WORK INSTRUCTIONS
Select from the records below every line that has the word "deviation" in it.

RECORD EXCERPTS
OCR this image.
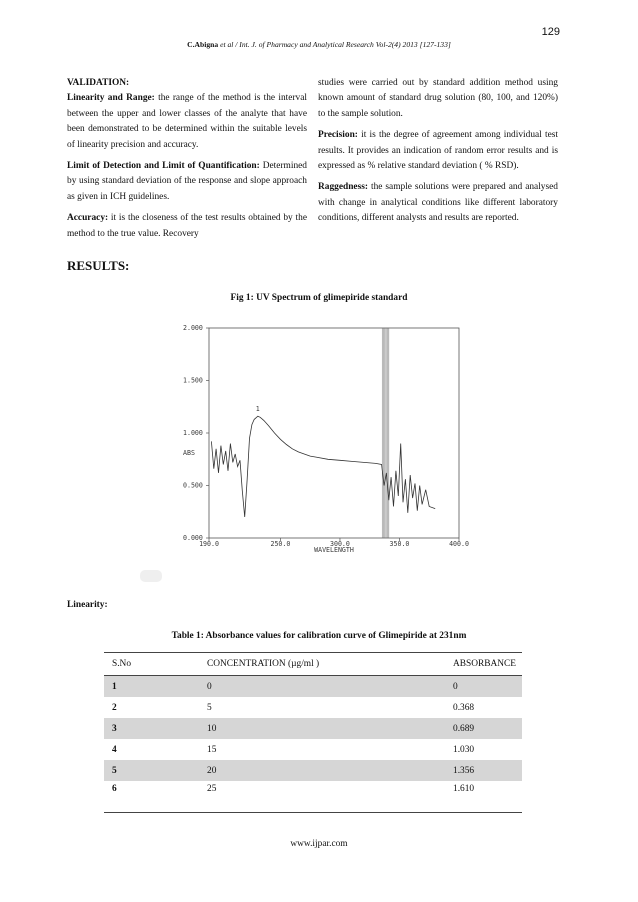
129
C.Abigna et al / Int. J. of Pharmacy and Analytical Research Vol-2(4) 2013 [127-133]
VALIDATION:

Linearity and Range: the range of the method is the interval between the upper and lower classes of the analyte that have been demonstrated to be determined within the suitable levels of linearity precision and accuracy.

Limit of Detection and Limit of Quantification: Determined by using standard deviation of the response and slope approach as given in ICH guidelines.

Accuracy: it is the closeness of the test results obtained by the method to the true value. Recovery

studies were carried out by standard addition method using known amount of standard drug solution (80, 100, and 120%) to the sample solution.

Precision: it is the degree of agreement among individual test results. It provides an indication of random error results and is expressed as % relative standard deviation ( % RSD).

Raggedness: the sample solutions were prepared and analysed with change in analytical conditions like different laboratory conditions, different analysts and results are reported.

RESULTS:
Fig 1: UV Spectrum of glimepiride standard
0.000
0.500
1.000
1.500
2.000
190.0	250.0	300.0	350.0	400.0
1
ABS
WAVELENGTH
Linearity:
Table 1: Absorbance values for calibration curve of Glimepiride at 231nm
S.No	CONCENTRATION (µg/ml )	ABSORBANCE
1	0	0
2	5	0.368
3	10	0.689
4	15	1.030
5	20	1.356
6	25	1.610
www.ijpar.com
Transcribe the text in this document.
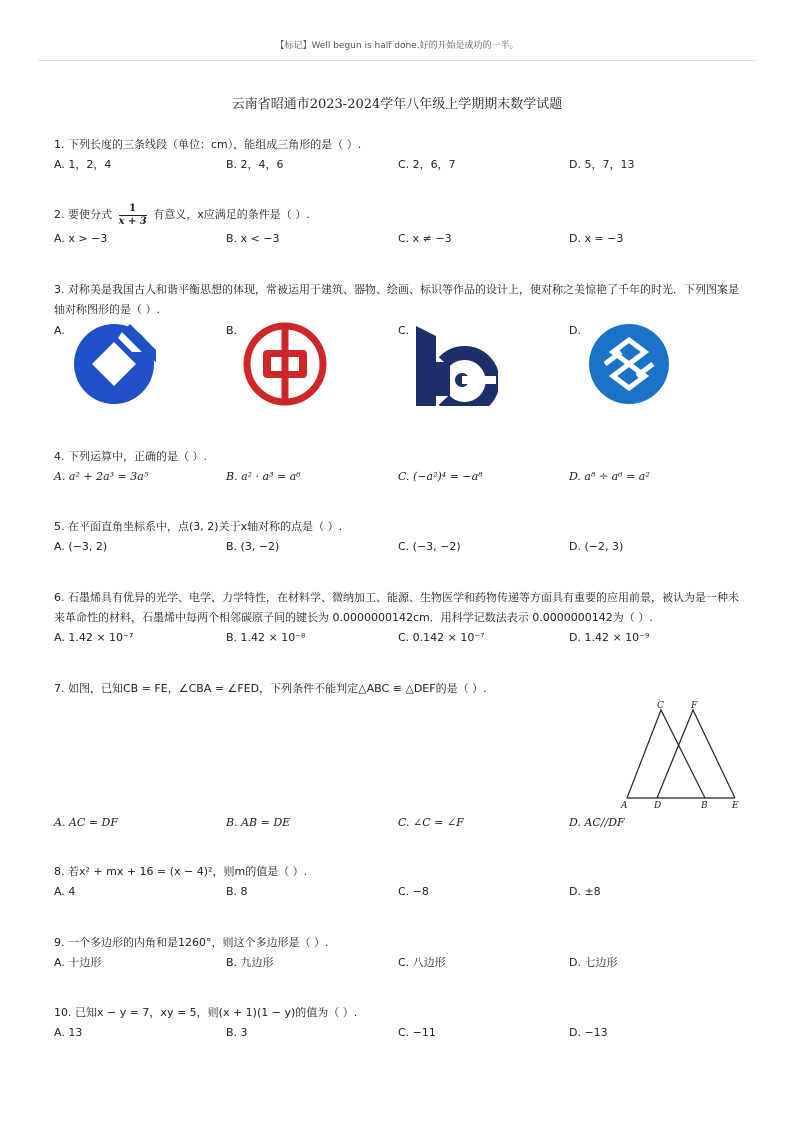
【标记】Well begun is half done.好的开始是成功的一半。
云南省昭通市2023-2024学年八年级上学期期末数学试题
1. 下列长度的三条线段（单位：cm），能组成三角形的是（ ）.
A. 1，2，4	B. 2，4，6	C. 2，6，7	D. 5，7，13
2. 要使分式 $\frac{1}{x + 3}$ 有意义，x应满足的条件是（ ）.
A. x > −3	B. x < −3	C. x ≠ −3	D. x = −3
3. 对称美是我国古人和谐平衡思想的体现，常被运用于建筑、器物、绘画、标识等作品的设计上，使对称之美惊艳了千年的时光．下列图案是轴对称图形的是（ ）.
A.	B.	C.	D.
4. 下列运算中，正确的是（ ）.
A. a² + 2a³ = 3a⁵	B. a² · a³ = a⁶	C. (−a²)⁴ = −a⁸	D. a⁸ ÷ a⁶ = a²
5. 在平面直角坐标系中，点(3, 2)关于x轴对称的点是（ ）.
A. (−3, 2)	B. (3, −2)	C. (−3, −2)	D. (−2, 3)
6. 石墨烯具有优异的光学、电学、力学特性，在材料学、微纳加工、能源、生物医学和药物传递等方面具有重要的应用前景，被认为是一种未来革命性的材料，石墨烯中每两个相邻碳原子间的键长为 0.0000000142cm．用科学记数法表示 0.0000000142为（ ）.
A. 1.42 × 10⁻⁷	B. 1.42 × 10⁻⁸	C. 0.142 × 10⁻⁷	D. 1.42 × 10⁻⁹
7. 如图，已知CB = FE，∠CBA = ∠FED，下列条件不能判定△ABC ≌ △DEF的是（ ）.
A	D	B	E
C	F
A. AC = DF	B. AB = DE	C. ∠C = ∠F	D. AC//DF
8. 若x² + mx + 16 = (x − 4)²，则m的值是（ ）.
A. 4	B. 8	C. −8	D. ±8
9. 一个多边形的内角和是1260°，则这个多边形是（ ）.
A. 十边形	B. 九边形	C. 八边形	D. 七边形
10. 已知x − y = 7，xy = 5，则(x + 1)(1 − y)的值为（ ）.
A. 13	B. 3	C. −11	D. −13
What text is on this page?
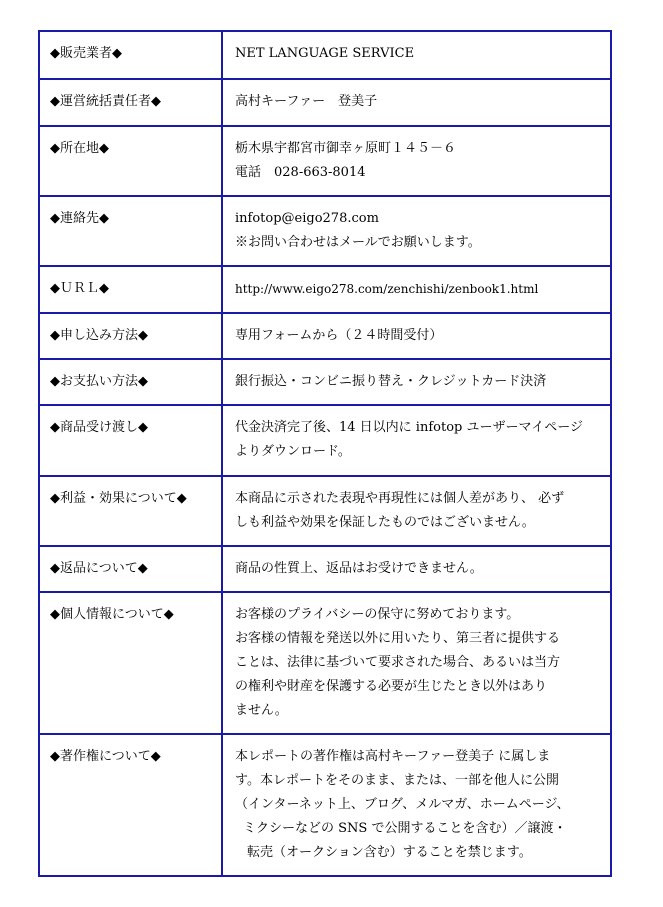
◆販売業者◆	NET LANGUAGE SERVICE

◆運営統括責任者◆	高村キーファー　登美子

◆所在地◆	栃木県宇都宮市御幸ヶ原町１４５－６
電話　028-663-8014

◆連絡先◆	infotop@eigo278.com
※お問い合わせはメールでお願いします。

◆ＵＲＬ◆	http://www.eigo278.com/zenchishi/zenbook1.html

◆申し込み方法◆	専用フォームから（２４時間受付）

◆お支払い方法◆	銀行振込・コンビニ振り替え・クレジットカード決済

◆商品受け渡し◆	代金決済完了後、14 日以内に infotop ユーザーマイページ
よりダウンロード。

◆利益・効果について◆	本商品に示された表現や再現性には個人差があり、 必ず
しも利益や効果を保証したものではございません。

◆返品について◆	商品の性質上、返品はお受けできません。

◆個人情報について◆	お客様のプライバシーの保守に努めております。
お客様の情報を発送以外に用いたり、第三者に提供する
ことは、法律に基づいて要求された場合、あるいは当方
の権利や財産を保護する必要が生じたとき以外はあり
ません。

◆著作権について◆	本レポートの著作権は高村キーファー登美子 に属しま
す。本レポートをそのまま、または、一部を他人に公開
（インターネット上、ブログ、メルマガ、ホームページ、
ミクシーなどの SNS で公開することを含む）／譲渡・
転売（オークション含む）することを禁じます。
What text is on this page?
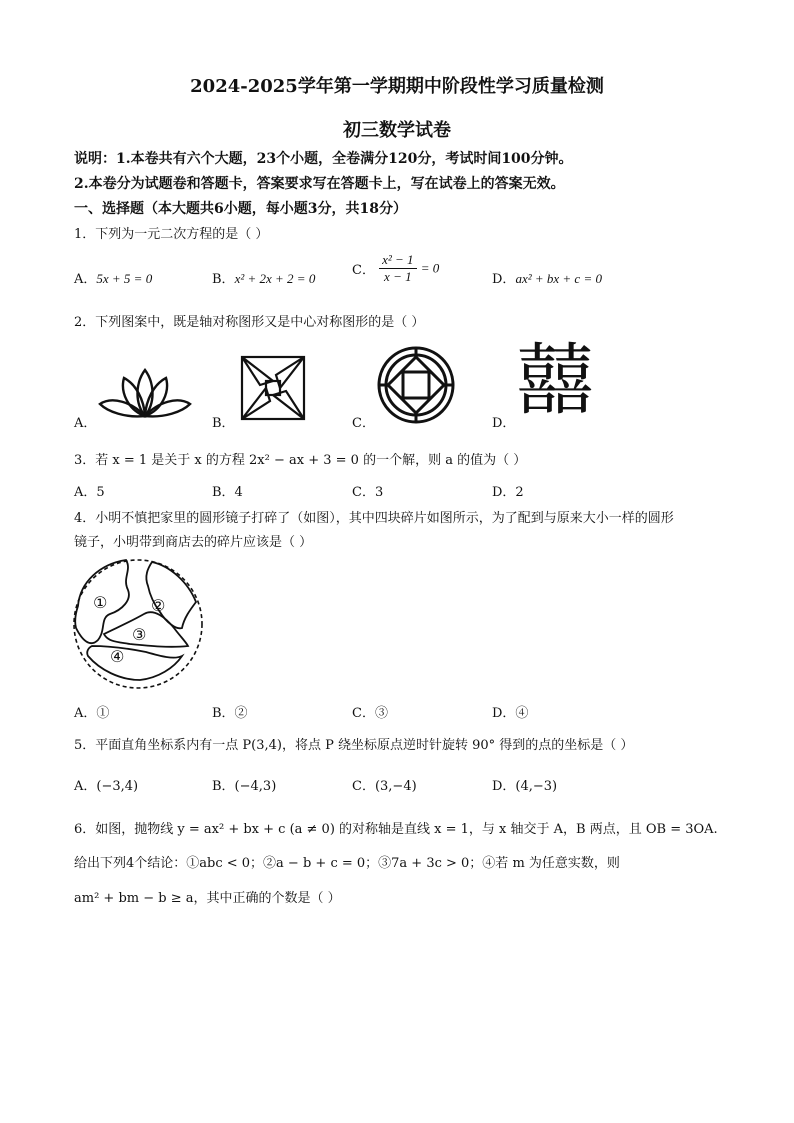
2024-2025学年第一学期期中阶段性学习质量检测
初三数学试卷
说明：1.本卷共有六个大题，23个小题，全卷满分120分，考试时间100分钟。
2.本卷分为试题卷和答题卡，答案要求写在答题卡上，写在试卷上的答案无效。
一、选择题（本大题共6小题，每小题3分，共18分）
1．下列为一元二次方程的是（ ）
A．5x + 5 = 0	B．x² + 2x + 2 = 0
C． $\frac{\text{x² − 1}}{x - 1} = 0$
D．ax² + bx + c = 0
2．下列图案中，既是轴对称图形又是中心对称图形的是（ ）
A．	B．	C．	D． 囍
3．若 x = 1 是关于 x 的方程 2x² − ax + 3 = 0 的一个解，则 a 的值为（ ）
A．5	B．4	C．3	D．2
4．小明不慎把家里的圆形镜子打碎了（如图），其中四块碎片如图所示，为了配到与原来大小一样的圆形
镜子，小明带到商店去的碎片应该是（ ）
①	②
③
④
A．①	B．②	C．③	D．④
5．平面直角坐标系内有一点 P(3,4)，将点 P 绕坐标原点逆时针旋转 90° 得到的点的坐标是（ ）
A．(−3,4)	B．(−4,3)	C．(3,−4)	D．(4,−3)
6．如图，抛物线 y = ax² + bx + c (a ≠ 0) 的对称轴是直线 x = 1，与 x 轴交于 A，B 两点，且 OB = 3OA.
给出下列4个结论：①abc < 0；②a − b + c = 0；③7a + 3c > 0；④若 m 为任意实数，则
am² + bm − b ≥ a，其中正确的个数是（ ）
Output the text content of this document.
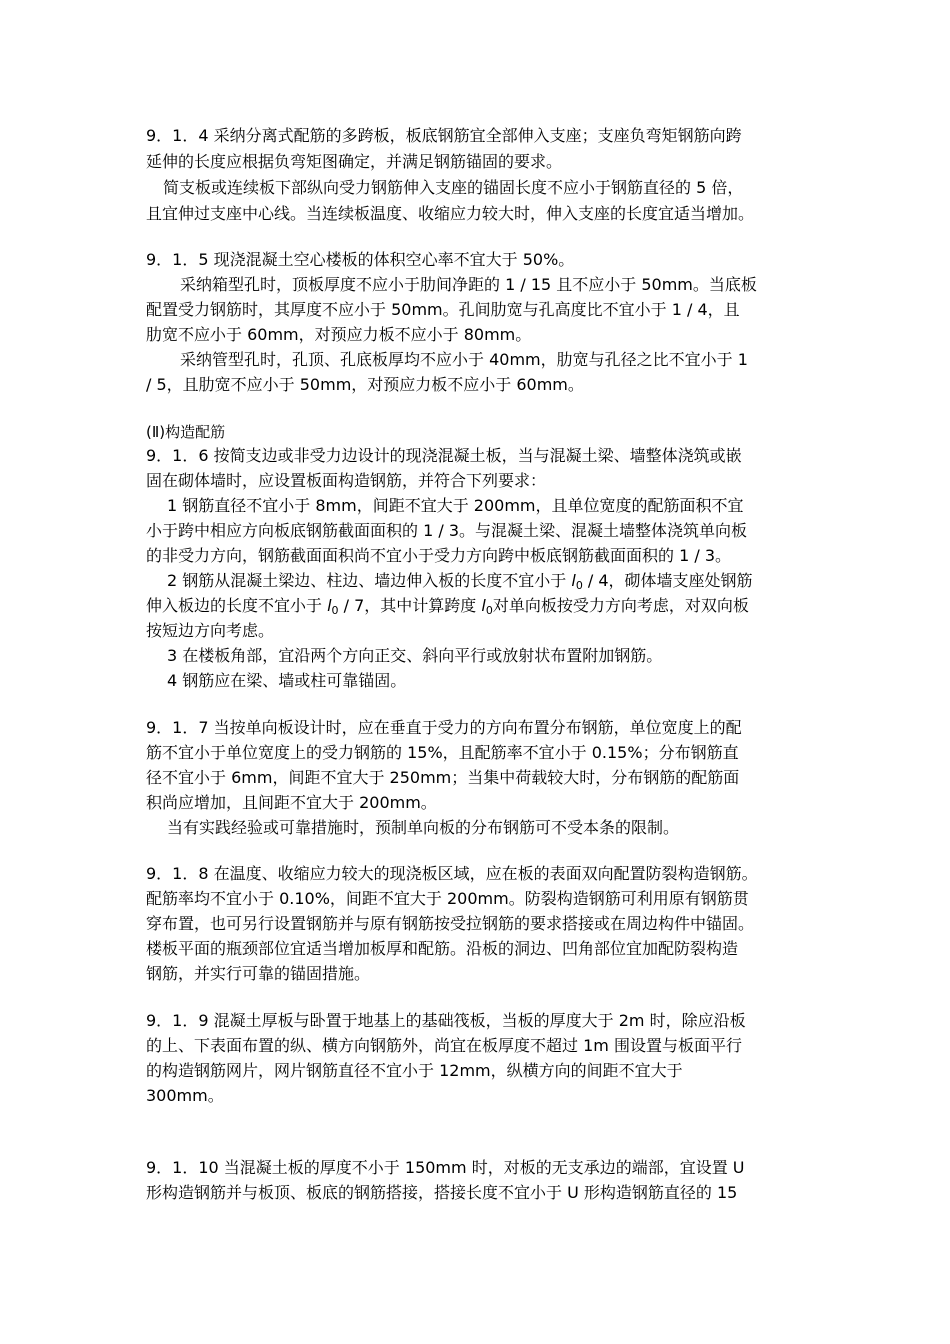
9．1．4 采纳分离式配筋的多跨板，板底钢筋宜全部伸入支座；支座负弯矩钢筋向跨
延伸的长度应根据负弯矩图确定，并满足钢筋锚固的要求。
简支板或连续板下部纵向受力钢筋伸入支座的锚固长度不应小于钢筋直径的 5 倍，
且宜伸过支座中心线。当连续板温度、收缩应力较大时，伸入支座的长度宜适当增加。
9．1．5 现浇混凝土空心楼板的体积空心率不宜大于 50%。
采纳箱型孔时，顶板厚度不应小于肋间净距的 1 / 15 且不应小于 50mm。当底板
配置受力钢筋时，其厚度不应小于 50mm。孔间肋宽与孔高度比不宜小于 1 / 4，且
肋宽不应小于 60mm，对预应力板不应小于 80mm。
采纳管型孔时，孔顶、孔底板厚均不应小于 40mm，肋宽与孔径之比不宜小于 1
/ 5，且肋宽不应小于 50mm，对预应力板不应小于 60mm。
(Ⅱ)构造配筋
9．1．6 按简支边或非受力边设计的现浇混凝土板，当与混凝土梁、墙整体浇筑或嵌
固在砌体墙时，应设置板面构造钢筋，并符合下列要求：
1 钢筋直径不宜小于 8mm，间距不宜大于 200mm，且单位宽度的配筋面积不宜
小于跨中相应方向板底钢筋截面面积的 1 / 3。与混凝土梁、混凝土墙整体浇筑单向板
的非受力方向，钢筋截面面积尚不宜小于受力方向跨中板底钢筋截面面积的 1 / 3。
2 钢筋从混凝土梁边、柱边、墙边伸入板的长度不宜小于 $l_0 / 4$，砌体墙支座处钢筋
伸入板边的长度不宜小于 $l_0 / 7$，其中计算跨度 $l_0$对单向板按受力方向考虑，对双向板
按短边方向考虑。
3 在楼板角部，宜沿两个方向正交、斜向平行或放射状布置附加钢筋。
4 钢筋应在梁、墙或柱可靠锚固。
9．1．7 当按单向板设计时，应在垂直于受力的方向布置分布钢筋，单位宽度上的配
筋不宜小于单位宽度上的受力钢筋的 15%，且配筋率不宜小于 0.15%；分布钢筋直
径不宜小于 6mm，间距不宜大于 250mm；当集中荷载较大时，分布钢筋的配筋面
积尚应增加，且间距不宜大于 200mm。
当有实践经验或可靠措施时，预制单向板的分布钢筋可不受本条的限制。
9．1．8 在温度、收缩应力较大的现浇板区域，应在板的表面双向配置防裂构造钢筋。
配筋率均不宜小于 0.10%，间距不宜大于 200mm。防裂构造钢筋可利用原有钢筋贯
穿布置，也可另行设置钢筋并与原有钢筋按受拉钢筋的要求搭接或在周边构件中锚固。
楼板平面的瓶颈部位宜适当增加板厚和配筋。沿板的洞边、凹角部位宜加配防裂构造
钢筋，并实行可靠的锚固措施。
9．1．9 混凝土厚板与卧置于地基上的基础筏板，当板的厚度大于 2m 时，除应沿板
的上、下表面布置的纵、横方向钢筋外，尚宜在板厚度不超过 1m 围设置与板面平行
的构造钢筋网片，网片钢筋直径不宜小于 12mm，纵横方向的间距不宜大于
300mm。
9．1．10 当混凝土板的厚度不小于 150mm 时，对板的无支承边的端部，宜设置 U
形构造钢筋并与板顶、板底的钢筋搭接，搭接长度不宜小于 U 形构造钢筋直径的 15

FINAL ANSWER
Limit of Detection and Limit of Quantification: Determined by using standard deviation of the response and slope approach as given in ICH guidelines.
Precision: it is the degree of agreement among individual test results. It provides an indication of random error results and is expressed as % relative standard deviation ( % RSD).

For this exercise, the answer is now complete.